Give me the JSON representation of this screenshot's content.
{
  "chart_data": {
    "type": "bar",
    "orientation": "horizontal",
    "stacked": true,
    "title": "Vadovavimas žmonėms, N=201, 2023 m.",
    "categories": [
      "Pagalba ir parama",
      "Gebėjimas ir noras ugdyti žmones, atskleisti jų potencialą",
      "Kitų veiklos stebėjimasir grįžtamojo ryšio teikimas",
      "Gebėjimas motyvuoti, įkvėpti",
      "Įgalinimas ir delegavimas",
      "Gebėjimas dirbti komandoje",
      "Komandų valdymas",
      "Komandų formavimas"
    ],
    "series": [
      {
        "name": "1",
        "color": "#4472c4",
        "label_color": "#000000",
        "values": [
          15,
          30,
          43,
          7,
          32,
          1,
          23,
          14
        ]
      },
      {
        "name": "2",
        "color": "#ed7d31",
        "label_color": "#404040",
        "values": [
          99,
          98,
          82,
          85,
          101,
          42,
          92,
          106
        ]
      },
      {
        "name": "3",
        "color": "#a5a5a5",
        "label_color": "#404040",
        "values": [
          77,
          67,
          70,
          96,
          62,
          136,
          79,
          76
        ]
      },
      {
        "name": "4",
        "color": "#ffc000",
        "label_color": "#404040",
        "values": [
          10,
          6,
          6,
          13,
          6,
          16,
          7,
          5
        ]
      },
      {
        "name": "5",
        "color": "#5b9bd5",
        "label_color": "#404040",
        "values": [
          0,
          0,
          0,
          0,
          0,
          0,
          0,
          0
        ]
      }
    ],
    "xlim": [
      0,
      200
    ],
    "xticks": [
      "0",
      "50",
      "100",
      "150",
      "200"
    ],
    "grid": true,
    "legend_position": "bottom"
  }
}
----------------------------------------
*What to produce:* Look through the data above. Copy every line with the string "Gebėjimas" in it.

*Full solution:*
      "Gebėjimas ir noras ugdyti žmones, atskleisti jų potencialą",
      "Gebėjimas motyvuoti, įkvėpti",
      "Gebėjimas dirbti komandoje",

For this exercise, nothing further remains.